Note each line of the listing that contains the string "JSON", and copy it.

start Stored rows

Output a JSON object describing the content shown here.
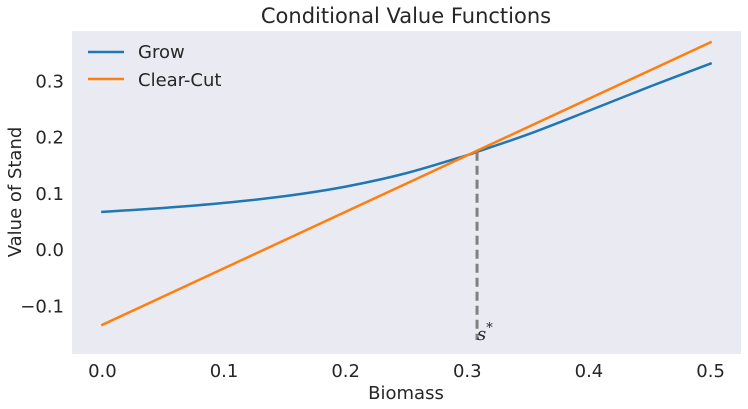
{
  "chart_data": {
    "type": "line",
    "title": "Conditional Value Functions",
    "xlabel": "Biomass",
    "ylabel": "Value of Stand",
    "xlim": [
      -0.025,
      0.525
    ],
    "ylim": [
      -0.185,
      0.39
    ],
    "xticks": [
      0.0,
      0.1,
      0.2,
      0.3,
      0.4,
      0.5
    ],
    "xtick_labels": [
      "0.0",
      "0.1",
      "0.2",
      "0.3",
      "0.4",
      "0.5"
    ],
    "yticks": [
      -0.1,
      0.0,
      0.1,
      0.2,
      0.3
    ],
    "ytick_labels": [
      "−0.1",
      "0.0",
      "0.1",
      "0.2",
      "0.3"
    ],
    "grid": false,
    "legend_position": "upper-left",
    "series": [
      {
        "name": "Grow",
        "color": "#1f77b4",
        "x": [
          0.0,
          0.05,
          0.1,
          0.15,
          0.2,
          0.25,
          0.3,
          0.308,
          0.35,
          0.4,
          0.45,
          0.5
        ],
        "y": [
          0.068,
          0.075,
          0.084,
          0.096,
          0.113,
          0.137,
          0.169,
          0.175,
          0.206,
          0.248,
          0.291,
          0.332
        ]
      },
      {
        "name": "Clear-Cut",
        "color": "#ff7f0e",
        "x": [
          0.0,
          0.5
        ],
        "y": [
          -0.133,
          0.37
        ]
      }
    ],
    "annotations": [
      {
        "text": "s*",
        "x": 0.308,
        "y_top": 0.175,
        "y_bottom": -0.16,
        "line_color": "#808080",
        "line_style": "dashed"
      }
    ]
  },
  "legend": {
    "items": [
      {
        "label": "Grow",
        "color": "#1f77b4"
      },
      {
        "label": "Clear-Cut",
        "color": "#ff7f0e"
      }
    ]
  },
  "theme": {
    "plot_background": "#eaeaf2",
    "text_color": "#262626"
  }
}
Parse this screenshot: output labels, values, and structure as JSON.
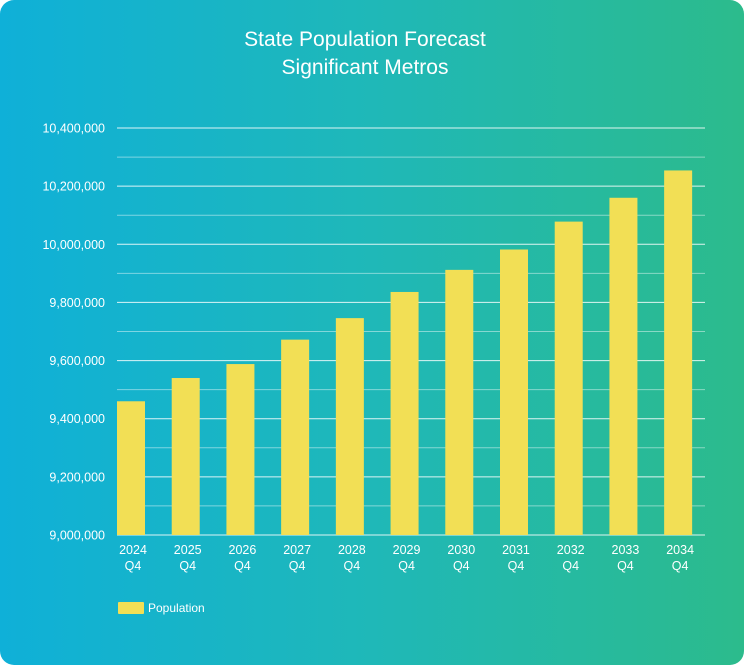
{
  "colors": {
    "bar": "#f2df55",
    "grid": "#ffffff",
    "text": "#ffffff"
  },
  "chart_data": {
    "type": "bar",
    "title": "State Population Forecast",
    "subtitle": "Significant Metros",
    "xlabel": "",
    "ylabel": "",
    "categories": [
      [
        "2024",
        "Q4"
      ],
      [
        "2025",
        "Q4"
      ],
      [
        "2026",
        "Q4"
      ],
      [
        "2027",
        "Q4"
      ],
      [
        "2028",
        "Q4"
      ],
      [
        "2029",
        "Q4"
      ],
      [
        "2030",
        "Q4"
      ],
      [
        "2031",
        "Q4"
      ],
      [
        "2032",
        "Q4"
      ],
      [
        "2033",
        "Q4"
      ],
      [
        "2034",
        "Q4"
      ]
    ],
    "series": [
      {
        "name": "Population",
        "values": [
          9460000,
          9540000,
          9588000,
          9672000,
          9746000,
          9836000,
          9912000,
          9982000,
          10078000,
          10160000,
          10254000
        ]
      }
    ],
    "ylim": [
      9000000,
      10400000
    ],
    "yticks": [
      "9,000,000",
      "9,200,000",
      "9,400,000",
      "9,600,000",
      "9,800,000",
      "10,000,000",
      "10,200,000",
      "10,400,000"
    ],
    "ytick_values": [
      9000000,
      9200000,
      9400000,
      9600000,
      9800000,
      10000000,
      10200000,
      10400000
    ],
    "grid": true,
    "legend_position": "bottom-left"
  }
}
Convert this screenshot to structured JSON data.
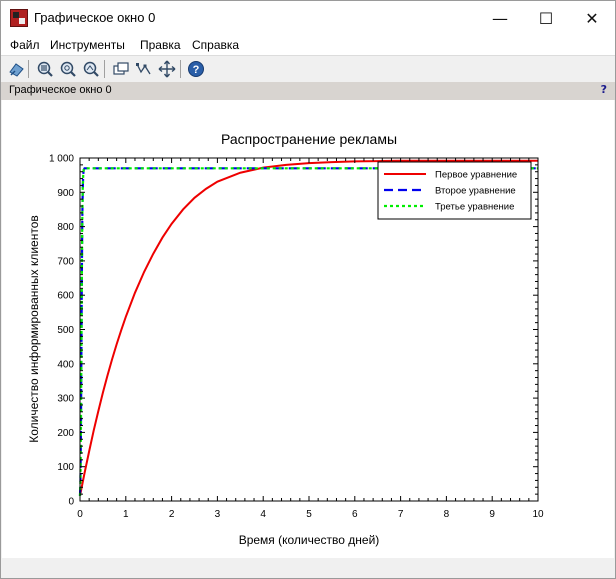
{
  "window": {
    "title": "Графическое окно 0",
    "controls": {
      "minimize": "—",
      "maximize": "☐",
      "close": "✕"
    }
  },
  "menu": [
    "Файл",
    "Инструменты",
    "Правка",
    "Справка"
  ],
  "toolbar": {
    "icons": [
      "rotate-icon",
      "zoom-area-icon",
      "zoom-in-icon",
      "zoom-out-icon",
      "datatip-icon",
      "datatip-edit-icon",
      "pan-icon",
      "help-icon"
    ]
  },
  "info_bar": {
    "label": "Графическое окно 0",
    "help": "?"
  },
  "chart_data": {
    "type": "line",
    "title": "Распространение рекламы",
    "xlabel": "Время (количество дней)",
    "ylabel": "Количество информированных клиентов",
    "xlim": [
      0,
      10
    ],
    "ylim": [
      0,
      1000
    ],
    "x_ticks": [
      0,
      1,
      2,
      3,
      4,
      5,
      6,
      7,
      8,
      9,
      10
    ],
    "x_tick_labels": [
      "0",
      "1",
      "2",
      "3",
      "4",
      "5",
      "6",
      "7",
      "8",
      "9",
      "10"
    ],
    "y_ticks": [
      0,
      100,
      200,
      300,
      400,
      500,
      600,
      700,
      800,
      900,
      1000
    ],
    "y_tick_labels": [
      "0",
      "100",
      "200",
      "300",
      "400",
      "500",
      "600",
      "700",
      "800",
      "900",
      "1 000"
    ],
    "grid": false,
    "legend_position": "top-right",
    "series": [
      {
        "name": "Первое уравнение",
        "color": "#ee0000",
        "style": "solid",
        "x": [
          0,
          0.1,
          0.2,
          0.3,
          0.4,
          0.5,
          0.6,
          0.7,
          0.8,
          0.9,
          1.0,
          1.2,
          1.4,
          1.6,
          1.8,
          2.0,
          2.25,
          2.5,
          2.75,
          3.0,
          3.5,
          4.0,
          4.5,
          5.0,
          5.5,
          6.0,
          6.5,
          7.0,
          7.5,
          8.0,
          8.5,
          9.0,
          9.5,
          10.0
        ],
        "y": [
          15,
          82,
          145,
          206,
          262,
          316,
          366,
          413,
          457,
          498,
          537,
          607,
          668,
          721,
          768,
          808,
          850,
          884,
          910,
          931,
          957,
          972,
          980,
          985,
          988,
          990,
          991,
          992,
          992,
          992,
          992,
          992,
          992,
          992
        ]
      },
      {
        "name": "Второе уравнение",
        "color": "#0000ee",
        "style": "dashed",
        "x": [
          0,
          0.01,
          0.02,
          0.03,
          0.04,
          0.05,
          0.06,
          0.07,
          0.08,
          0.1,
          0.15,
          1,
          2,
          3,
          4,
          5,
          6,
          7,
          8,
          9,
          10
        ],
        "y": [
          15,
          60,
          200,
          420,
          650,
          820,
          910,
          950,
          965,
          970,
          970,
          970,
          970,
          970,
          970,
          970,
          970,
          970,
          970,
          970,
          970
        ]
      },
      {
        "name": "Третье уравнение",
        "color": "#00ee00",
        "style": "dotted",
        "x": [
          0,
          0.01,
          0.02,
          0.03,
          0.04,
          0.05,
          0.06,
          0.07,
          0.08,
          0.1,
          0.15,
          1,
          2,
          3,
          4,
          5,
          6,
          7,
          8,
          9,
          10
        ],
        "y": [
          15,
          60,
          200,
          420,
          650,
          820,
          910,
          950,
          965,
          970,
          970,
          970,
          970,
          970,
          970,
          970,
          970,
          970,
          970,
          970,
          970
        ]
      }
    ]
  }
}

end Stored rows

— Task result —
Output a JSON object describing the content shown here.
Parse this screenshot: output labels, values, and structure as JSON.
Convert this screenshot to structured JSON data.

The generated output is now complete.